__Exercise instructions__: Report only how many lines hold the word "从题中所给的".

──────────

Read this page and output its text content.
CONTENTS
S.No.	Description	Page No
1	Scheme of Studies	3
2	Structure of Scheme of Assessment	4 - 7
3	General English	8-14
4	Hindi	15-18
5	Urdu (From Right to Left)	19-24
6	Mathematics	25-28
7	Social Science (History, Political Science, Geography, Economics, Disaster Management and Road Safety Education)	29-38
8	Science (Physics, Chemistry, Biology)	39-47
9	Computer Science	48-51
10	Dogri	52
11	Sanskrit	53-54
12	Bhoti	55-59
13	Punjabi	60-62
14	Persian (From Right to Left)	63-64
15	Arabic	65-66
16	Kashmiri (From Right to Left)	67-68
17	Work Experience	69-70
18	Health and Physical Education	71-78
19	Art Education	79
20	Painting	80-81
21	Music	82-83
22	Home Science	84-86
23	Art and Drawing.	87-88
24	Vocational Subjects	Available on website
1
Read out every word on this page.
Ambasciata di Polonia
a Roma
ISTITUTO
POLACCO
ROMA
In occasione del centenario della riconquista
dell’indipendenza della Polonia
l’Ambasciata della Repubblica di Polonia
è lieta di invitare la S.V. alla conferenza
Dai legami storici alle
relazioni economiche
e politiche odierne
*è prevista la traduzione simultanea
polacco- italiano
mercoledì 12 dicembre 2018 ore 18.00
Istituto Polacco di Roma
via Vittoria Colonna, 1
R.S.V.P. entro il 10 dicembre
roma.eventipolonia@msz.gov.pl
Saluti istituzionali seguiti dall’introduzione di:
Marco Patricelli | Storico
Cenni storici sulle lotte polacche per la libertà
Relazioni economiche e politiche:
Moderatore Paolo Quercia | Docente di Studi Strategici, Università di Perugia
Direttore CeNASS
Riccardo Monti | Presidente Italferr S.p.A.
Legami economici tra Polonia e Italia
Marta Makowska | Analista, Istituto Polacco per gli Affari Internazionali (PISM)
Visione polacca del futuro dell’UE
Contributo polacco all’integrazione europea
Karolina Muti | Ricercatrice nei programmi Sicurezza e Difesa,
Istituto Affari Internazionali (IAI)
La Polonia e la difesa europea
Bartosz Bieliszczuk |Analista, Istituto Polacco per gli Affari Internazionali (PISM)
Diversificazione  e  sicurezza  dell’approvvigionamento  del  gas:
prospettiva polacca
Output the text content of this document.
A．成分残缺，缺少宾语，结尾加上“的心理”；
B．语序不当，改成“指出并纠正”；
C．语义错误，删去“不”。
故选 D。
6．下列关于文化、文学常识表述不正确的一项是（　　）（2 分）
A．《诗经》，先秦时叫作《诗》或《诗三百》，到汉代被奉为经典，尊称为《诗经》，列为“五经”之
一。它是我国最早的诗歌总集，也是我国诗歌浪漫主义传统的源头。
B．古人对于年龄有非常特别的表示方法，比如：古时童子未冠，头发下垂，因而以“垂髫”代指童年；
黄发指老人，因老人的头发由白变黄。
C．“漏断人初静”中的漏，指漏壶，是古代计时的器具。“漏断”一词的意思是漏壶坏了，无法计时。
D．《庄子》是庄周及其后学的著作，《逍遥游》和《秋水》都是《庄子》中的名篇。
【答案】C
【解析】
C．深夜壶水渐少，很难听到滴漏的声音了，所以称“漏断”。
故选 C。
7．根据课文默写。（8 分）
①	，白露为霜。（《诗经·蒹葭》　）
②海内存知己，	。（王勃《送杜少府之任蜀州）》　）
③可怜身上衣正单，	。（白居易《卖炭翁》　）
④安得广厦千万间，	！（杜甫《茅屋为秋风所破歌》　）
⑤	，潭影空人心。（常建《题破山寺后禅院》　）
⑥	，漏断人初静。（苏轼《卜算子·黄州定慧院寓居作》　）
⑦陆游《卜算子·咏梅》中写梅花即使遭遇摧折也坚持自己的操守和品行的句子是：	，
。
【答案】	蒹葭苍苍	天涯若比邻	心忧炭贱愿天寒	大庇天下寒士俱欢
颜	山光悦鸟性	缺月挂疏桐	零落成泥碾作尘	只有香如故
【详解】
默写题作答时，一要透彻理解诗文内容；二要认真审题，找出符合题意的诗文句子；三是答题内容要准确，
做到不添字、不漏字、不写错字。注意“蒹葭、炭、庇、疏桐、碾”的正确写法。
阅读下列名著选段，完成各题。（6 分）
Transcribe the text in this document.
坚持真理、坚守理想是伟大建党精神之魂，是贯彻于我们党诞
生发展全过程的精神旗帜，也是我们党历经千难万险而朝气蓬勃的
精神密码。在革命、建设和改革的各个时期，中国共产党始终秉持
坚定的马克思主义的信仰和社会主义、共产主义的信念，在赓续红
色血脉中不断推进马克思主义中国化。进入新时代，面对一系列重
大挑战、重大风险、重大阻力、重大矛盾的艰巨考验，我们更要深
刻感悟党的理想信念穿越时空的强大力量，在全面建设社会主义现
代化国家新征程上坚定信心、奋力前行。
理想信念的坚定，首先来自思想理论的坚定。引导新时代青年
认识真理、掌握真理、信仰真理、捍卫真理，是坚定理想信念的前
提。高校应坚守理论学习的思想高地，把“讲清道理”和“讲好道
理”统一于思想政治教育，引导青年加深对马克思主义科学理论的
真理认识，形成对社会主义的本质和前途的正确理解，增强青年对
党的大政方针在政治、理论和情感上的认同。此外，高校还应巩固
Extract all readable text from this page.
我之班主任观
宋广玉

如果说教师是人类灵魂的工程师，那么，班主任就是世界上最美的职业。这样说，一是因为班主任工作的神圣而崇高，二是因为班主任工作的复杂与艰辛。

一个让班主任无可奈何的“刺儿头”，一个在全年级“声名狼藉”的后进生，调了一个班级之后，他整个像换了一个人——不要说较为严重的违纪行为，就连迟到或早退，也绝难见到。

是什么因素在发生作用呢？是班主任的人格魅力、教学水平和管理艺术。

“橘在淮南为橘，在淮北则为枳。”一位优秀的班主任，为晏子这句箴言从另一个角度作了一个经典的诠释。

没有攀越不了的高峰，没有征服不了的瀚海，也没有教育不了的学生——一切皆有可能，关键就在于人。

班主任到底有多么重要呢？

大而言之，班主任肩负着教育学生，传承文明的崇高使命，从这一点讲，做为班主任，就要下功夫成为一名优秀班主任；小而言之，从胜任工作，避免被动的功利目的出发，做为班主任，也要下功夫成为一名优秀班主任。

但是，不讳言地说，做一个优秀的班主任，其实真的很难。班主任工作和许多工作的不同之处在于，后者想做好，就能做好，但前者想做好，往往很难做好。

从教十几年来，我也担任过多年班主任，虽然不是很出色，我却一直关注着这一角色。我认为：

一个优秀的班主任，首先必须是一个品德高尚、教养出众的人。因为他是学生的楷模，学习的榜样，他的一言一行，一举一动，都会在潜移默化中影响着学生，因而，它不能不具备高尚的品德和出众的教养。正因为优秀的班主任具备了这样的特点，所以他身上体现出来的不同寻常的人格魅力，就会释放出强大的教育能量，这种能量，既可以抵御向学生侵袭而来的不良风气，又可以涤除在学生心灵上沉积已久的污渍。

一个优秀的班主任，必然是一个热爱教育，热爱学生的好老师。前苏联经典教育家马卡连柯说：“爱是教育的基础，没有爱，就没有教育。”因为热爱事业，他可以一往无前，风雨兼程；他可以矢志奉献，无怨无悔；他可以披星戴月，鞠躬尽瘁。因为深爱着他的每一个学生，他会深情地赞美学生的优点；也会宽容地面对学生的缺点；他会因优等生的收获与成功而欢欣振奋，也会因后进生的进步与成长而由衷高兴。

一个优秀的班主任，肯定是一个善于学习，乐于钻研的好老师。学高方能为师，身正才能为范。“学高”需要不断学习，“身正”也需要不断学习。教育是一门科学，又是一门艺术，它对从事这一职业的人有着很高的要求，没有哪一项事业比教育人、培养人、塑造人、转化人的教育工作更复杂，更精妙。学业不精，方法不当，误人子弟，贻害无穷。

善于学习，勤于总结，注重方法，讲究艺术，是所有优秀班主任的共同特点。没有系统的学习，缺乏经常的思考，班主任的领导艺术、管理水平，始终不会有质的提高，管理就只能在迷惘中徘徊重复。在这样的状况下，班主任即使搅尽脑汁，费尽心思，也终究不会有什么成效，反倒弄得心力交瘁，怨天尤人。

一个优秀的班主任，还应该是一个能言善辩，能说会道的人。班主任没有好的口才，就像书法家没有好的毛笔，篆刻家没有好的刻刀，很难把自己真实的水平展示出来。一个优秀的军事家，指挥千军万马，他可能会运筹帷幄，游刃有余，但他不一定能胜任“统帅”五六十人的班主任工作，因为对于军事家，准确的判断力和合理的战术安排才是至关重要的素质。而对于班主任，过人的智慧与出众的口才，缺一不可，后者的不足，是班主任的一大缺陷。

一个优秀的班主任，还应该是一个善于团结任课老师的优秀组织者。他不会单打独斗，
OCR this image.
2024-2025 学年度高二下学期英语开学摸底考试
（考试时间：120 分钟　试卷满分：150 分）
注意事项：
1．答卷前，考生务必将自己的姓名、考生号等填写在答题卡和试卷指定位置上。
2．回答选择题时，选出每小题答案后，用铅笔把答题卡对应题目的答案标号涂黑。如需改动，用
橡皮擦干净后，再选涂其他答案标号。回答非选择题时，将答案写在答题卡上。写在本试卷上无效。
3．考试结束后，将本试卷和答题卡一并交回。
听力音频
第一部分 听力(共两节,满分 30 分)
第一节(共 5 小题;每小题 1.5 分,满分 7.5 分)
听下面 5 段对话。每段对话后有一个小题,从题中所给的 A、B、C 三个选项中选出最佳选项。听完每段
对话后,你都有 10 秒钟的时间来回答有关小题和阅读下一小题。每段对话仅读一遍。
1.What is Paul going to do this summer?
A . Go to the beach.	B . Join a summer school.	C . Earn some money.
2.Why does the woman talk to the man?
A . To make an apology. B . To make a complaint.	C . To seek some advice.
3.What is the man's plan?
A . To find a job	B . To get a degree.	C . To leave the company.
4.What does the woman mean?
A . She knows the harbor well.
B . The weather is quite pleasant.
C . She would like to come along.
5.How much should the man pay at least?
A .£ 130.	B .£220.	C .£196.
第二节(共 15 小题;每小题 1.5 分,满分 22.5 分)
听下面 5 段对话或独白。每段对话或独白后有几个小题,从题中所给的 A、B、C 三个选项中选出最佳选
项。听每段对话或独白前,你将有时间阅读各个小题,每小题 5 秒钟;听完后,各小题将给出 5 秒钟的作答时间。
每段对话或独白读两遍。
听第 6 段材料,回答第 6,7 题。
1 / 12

──────────

__Written answer__: 2